[Data in this exercise]
..........

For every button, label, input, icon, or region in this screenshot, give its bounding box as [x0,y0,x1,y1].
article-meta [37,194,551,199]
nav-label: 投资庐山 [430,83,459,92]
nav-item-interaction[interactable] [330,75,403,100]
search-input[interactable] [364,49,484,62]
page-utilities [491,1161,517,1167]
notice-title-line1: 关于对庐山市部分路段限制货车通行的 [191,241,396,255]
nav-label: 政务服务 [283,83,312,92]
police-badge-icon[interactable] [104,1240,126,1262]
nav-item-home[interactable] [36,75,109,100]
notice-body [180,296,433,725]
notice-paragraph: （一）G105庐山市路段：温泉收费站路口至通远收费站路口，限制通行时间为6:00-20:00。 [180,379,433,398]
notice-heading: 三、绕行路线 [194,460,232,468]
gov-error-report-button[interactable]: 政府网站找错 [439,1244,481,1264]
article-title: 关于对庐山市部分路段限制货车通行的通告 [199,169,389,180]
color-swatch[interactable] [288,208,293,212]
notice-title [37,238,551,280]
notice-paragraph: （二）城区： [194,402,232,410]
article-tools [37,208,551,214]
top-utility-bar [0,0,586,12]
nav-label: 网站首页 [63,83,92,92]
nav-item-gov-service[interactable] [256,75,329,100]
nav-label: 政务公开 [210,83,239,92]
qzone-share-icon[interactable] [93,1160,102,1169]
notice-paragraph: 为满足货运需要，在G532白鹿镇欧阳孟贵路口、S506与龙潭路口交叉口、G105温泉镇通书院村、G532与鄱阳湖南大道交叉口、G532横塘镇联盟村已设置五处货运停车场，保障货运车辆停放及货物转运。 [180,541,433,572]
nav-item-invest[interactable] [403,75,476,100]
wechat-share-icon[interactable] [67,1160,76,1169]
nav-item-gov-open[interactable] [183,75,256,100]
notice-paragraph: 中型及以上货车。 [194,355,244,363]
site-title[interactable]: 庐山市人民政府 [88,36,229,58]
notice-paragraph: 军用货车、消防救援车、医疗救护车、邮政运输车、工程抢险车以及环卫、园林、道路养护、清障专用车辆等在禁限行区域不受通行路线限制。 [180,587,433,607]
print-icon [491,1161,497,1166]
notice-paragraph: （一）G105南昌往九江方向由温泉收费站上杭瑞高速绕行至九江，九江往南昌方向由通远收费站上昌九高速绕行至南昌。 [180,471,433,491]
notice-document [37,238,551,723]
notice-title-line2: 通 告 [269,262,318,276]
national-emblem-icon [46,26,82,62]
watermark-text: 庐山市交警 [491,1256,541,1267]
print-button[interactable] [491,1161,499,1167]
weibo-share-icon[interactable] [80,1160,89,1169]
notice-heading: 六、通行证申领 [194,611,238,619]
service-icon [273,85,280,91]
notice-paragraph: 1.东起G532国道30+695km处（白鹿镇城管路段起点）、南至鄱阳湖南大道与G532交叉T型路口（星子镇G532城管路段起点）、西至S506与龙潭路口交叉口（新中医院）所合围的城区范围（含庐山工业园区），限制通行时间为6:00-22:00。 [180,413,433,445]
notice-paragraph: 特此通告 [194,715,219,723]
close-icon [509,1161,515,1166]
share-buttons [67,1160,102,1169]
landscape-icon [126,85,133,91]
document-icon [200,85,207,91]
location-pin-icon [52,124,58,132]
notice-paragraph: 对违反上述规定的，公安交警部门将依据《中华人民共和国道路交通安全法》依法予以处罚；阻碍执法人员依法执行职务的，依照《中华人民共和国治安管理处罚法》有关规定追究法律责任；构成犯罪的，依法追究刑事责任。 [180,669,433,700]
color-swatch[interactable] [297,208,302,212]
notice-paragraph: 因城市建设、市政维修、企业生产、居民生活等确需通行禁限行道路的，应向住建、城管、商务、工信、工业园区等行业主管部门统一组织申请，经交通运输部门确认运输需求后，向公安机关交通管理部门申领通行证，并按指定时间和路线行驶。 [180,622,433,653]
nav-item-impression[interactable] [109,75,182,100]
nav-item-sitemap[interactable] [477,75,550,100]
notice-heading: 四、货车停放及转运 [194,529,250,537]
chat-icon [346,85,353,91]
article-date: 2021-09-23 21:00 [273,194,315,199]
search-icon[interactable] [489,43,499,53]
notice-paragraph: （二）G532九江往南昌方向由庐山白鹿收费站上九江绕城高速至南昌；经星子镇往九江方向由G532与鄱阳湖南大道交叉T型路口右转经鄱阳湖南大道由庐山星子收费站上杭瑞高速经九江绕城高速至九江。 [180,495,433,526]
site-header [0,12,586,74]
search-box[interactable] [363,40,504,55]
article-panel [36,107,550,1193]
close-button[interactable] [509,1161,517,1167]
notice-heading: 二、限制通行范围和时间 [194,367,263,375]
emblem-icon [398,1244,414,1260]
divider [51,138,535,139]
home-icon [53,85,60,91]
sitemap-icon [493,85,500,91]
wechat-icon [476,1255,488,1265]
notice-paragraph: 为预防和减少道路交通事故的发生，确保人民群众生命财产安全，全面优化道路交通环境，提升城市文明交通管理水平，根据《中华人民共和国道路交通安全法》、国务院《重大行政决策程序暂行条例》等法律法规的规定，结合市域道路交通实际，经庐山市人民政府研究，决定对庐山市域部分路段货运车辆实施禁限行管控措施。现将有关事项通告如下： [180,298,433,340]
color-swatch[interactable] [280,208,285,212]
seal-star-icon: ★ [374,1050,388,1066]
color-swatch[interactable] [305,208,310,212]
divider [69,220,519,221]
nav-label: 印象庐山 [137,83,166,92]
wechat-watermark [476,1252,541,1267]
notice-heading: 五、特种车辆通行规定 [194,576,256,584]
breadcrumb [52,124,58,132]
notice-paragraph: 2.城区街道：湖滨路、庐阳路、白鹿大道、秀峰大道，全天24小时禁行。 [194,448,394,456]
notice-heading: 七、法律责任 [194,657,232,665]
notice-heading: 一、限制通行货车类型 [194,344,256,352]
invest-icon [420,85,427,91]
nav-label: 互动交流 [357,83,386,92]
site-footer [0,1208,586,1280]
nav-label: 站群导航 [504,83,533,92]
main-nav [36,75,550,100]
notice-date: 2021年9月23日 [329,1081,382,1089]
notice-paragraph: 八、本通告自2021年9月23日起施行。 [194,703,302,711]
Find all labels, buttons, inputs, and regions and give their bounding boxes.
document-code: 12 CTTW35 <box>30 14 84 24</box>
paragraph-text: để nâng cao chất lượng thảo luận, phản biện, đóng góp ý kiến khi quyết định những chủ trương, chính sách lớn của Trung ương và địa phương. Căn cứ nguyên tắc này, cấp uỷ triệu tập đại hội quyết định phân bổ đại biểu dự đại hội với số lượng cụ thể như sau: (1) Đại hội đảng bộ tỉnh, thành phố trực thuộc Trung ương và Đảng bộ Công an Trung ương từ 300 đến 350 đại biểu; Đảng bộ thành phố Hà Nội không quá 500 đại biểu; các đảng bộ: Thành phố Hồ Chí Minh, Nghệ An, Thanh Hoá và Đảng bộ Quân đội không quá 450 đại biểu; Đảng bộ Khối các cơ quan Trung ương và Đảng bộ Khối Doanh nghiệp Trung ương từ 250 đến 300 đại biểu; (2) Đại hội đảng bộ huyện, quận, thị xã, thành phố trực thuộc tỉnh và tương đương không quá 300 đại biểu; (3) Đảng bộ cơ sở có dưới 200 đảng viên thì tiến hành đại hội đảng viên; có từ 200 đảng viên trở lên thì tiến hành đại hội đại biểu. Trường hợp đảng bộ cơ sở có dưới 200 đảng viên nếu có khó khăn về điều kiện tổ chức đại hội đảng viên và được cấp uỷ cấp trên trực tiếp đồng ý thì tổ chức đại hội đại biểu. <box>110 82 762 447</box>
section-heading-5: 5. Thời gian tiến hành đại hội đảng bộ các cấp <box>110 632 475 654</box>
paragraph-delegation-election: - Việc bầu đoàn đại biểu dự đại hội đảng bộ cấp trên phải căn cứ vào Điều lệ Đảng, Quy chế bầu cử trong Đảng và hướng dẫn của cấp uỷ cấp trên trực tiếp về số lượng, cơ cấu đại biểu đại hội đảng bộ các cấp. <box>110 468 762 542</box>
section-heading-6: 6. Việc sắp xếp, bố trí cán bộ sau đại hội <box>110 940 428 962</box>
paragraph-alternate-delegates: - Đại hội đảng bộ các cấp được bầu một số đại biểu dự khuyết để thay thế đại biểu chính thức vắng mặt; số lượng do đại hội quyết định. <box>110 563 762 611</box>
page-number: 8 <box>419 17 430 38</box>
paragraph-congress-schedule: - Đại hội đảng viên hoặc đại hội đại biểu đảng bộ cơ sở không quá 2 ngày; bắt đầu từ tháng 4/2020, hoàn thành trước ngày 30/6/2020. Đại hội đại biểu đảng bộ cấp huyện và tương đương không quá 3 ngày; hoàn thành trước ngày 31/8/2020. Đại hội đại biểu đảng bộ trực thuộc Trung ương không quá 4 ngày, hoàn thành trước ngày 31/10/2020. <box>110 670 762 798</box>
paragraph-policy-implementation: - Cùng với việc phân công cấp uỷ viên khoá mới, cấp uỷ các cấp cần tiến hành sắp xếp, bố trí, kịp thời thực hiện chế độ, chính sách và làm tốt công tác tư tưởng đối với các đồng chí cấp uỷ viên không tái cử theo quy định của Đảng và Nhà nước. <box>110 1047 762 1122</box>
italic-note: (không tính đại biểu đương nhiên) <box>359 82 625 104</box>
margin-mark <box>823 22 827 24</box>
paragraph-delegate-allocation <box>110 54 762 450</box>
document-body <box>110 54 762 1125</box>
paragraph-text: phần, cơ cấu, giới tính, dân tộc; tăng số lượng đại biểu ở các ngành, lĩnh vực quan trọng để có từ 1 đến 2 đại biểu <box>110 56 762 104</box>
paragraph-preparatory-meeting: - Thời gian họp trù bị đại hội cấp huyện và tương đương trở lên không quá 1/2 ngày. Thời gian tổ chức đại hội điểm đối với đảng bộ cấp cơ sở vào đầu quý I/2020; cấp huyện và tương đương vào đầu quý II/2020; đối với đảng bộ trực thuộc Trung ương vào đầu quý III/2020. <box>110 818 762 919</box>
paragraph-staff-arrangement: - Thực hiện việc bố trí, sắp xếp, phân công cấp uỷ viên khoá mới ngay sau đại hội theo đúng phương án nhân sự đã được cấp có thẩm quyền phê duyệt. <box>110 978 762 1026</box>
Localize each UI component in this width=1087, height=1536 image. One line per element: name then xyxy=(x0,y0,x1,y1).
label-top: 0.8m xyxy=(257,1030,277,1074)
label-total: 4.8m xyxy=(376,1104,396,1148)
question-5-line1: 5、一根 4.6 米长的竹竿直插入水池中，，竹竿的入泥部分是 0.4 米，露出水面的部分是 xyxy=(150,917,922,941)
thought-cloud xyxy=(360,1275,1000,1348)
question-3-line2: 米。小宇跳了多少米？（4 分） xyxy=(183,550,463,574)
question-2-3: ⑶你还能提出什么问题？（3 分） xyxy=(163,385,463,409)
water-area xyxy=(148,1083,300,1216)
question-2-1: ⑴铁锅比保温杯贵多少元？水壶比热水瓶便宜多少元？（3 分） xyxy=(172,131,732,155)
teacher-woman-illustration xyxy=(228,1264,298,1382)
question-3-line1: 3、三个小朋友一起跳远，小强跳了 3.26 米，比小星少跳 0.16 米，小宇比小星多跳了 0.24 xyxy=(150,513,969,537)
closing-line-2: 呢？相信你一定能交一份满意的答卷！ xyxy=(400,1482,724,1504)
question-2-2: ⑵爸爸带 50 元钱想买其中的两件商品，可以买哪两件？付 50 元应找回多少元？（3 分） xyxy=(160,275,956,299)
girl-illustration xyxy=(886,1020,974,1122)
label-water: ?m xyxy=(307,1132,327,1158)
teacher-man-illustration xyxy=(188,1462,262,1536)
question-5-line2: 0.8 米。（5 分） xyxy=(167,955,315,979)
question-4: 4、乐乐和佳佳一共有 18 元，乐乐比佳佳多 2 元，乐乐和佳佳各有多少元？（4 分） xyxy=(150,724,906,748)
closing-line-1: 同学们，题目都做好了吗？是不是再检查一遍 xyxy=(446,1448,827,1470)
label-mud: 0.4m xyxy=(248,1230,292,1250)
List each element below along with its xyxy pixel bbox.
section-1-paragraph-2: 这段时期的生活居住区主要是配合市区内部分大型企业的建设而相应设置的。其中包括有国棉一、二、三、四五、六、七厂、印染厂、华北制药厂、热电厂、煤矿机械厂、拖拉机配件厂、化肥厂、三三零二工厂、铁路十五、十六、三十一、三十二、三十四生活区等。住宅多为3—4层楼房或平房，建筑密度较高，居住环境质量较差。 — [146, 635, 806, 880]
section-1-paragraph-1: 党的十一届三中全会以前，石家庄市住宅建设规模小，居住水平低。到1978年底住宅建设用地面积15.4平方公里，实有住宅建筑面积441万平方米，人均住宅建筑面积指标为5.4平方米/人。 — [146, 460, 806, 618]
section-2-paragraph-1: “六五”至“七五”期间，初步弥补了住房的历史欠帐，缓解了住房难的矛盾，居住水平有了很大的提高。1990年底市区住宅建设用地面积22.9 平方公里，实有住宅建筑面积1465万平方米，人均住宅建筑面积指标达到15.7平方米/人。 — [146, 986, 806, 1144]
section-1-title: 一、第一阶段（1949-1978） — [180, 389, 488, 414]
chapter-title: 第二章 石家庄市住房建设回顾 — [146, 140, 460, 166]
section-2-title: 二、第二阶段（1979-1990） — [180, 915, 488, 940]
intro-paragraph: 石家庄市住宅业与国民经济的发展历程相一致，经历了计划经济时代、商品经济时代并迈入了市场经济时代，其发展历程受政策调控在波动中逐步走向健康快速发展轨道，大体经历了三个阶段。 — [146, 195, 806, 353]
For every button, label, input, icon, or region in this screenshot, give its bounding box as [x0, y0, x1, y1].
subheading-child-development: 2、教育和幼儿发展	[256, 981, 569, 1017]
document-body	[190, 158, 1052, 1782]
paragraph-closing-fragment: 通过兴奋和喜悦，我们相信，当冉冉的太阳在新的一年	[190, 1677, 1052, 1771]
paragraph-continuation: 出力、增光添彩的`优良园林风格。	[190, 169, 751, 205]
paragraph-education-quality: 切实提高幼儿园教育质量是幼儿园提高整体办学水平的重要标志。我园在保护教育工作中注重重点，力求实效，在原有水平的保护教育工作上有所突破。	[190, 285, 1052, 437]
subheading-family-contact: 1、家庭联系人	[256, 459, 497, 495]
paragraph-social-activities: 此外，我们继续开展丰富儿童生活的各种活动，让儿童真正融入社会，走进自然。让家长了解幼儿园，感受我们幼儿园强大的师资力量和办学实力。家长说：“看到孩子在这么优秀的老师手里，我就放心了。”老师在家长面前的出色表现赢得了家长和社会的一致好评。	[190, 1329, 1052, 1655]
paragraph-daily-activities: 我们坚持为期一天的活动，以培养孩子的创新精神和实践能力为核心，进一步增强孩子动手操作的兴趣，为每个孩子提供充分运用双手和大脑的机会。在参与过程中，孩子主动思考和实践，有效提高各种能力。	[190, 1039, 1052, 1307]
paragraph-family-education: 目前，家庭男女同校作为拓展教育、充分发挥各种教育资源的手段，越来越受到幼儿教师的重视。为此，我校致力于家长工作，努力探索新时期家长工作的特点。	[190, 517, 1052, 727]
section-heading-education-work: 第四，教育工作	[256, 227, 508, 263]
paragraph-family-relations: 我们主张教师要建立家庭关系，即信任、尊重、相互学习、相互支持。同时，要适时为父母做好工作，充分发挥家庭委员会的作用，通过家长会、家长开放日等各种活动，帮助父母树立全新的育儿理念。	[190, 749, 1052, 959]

..........

[Written request] Select every line in the entries above that contains the string "education", matching case exactly.

[Answer in full]
paragraph-education-quality: 切实提高幼儿园教育质量是幼儿园提高整体办学水平的重要标志。我园在保护教育工作中注重重点，力求实效，在原有水平的保护教育工作上有所突破。	[190, 285, 1052, 437]
paragraph-family-education: 目前，家庭男女同校作为拓展教育、充分发挥各种教育资源的手段，越来越受到幼儿教师的重视。为此，我校致力于家长工作，努力探索新时期家长工作的特点。	[190, 517, 1052, 727]
section-heading-education-work: 第四，教育工作	[256, 227, 508, 263]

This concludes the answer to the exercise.